--- Exercise requirements ---
Please output only the lines that run from the line containing "Transcribe the text in this document." through the end of the material below, exactly.

--- Data to use ---
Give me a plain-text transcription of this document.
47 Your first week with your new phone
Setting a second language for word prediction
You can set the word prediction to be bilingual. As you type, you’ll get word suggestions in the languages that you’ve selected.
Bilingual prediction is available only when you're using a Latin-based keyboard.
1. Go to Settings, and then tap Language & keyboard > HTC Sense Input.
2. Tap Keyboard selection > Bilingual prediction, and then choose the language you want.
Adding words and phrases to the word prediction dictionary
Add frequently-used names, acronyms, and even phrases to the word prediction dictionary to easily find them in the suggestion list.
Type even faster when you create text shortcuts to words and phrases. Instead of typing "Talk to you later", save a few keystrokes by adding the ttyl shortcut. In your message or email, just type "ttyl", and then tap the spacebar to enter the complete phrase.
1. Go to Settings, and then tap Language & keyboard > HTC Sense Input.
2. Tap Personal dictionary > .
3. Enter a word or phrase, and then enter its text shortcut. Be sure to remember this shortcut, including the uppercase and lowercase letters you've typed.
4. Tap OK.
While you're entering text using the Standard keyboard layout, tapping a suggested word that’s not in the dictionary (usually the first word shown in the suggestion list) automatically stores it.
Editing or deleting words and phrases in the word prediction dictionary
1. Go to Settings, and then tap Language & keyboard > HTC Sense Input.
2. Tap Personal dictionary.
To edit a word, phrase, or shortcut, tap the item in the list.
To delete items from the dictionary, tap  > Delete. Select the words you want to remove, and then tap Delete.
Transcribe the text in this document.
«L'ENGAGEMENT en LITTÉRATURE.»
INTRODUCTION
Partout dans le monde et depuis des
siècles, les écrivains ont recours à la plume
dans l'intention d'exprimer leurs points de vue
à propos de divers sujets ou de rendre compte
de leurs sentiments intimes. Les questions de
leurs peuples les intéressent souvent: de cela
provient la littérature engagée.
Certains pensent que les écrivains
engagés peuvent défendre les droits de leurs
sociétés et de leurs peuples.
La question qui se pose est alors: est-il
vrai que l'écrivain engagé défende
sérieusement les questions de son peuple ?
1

--- Correct response ---
Transcribe the text in this document.
«L'ENGAGEMENT en LITTÉRATURE.»
INTRODUCTION
Partout dans le monde et depuis des
siècles, les écrivains ont recours à la plume
dans l'intention d'exprimer leurs points de vue
à propos de divers sujets ou de rendre compte
de leurs sentiments intimes. Les questions de
leurs peuples les intéressent souvent: de cela
provient la littérature engagée.
Certains pensent que les écrivains
engagés peuvent défendre les droits de leurs
sociétés et de leurs peuples.
La question qui se pose est alors: est-il
vrai que l'écrivain engagé défende
sérieusement les questions de son peuple ?
1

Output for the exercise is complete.